** BEGIN Listing **
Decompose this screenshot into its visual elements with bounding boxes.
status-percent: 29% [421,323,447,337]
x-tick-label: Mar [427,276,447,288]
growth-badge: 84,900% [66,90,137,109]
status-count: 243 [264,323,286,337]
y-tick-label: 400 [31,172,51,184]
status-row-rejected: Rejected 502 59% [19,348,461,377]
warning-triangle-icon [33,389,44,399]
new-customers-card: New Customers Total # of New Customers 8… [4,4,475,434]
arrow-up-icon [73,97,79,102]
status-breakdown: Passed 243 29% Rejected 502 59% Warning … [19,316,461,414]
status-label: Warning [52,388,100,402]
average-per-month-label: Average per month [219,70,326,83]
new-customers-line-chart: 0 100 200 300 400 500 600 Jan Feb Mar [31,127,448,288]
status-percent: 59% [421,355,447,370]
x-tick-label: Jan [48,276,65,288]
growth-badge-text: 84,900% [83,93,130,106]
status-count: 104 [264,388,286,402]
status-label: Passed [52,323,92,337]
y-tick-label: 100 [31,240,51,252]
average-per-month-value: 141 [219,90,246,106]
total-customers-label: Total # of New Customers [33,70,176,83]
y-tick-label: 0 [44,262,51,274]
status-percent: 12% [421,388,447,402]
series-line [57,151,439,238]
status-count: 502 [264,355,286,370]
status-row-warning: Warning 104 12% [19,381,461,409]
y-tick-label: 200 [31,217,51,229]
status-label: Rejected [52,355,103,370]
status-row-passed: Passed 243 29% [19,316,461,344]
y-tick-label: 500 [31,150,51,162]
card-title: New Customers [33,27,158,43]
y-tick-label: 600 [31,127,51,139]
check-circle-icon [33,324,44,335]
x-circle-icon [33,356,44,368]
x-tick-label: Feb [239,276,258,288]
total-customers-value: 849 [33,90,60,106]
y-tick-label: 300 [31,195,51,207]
** END Listing **
● **Task goal**
Write out these lines again, replacing "status-percent" with "status-share" wherever it occurs and leaving everything else unchanged.

● **Result for this task**
Decompose this screenshot into its visual elements with bounding boxes.
status-share: 29% [421,323,447,337]
x-tick-label: Mar [427,276,447,288]
growth-badge: 84,900% [66,90,137,109]
status-count: 243 [264,323,286,337]
y-tick-label: 400 [31,172,51,184]
status-row-rejected: Rejected 502 59% [19,348,461,377]
warning-triangle-icon [33,389,44,399]
new-customers-card: New Customers Total # of New Customers 8… [4,4,475,434]
arrow-up-icon [73,97,79,102]
status-breakdown: Passed 243 29% Rejected 502 59% Warning … [19,316,461,414]
status-label: Warning [52,388,100,402]
average-per-month-label: Average per month [219,70,326,83]
new-customers-line-chart: 0 100 200 300 400 500 600 Jan Feb Mar [31,127,448,288]
status-share: 59% [421,355,447,370]
x-tick-label: Jan [48,276,65,288]
growth-badge-text: 84,900% [83,93,130,106]
status-count: 104 [264,388,286,402]
status-label: Passed [52,323,92,337]
y-tick-label: 100 [31,240,51,252]
average-per-month-value: 141 [219,90,246,106]
total-customers-label: Total # of New Customers [33,70,176,83]
y-tick-label: 0 [44,262,51,274]
status-share: 12% [421,388,447,402]
series-line [57,151,439,238]
status-count: 502 [264,355,286,370]
status-row-warning: Warning 104 12% [19,381,461,409]
y-tick-label: 200 [31,217,51,229]
status-label: Rejected [52,355,103,370]
status-row-passed: Passed 243 29% [19,316,461,344]
y-tick-label: 500 [31,150,51,162]
card-title: New Customers [33,27,158,43]
y-tick-label: 600 [31,127,51,139]
check-circle-icon [33,324,44,335]
x-circle-icon [33,356,44,368]
x-tick-label: Feb [239,276,258,288]
total-customers-value: 849 [33,90,60,106]
y-tick-label: 300 [31,195,51,207]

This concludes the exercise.